OBJECTIVE: Select, from the material below, each line with "duration" in it.

-- start of DATASET ROWS --

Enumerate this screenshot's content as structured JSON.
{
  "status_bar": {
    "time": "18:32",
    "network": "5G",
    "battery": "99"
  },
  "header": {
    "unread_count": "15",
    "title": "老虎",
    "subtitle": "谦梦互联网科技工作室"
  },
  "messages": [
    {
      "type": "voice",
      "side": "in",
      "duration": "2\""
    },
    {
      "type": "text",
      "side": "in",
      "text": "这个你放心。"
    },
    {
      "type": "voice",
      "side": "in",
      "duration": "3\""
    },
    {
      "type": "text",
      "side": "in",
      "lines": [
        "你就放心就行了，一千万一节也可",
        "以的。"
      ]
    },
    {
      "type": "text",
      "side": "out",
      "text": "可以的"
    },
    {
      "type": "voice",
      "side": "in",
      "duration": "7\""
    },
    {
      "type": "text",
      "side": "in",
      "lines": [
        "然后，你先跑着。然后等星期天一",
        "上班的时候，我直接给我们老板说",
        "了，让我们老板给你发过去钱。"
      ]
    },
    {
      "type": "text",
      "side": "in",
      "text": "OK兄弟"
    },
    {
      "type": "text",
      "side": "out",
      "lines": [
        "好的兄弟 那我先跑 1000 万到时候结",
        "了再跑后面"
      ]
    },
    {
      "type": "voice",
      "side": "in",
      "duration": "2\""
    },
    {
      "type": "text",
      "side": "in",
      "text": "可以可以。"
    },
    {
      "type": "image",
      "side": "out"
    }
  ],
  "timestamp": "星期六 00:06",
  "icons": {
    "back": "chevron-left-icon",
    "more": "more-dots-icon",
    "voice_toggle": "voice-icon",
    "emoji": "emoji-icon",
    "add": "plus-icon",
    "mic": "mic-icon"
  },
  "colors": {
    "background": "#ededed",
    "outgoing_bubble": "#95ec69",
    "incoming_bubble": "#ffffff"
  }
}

-- end of DATASET ROWS --

PROBLEM SOLUTION:
      "duration": "2\""
      "duration": "3\""
      "duration": "7\""
      "duration": "2\""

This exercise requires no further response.